__DIRECTIVE__
Pull out every line with the word "image".

__DATASET CONTENT__
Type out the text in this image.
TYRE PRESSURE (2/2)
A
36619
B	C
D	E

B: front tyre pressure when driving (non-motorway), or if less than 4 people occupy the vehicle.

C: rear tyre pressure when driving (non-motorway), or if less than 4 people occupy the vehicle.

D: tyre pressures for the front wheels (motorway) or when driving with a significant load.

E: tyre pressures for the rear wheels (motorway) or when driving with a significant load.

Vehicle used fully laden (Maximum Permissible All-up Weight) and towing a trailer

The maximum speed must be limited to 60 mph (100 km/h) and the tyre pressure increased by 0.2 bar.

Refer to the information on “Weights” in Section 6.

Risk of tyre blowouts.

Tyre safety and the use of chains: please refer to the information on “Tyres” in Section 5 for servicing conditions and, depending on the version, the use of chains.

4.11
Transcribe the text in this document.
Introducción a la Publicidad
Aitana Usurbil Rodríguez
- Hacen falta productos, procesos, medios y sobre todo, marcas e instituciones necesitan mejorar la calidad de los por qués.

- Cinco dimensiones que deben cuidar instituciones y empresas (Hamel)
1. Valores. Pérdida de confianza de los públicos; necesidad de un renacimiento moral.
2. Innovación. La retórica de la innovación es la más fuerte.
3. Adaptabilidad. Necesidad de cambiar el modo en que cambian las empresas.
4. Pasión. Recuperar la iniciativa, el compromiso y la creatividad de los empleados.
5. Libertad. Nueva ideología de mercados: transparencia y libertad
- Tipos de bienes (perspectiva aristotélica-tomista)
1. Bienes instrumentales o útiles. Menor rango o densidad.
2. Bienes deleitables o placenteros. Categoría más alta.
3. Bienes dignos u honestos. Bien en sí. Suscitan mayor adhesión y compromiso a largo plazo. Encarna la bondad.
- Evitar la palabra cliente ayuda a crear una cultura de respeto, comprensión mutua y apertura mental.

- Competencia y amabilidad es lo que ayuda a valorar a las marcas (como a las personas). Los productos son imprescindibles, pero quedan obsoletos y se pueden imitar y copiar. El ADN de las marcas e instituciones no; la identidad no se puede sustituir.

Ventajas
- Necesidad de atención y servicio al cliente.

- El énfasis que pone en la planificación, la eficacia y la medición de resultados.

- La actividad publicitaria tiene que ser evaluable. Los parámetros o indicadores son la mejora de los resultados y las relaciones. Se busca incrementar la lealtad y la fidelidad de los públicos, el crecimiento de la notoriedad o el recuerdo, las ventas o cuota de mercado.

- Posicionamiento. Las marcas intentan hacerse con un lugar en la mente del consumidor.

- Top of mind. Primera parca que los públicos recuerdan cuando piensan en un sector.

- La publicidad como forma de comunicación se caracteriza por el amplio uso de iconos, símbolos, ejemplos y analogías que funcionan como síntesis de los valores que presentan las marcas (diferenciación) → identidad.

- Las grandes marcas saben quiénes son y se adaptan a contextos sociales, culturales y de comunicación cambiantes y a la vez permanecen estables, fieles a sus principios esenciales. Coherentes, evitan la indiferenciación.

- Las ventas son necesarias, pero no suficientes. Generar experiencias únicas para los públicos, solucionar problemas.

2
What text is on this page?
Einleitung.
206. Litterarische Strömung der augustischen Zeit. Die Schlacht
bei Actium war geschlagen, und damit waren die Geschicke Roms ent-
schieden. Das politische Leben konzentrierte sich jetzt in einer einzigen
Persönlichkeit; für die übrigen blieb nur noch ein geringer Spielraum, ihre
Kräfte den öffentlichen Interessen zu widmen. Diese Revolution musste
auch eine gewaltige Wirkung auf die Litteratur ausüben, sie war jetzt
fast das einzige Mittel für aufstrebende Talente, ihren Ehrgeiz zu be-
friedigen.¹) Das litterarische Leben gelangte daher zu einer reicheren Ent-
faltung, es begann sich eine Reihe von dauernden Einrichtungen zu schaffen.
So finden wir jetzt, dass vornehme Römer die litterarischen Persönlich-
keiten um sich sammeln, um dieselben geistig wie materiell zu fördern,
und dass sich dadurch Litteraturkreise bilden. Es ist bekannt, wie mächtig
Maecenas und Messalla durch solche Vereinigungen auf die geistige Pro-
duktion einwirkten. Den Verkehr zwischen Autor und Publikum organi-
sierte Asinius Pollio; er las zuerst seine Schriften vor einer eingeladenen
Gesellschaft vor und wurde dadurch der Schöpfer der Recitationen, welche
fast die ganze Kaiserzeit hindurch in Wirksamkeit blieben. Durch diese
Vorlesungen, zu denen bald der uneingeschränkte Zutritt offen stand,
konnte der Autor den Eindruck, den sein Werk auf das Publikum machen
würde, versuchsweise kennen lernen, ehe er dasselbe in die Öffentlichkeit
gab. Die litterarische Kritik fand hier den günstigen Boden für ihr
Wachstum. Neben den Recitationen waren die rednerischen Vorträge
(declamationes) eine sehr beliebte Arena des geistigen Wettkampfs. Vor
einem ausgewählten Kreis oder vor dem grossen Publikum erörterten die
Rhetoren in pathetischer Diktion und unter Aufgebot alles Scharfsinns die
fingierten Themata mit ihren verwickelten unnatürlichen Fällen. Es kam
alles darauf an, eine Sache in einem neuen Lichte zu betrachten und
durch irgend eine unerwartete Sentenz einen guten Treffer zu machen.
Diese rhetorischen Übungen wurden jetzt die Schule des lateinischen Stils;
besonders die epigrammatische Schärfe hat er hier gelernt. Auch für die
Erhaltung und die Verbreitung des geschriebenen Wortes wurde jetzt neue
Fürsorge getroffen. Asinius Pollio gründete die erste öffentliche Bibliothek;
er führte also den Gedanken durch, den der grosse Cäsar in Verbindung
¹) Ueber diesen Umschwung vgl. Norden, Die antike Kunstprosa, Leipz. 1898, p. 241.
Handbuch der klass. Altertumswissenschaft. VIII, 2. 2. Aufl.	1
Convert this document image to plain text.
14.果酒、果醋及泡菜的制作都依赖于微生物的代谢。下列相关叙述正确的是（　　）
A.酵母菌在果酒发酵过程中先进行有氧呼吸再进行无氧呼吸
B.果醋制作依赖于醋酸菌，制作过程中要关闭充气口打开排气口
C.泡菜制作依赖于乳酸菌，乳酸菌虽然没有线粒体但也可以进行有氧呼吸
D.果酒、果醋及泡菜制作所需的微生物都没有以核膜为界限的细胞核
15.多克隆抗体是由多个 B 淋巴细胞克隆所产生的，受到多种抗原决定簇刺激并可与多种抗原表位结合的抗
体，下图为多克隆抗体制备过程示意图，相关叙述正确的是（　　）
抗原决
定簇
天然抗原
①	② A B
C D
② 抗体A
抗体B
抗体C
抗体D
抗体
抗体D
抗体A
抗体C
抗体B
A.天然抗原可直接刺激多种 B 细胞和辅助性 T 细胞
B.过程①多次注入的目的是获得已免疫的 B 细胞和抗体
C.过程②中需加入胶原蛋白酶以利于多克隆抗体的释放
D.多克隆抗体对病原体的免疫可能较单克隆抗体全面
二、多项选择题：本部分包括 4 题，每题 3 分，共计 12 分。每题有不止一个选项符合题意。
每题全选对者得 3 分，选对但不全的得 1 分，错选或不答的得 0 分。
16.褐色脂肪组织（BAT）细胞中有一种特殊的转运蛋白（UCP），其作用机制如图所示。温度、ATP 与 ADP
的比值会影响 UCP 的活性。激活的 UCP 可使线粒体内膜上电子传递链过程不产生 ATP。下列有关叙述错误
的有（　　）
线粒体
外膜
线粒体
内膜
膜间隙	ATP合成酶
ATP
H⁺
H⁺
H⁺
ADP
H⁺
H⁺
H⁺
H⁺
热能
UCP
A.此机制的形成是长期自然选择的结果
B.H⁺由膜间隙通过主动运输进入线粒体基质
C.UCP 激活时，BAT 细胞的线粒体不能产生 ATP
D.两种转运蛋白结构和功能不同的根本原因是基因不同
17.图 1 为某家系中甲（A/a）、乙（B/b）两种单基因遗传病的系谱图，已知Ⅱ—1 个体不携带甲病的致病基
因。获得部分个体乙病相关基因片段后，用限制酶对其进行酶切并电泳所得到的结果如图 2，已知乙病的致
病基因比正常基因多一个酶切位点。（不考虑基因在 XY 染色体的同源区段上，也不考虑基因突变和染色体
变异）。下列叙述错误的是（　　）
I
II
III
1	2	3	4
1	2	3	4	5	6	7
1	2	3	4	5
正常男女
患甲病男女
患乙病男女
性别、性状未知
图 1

__RESULT OF THIS EXERCISE__
Type out the text in this image.
Convert this document image to plain text.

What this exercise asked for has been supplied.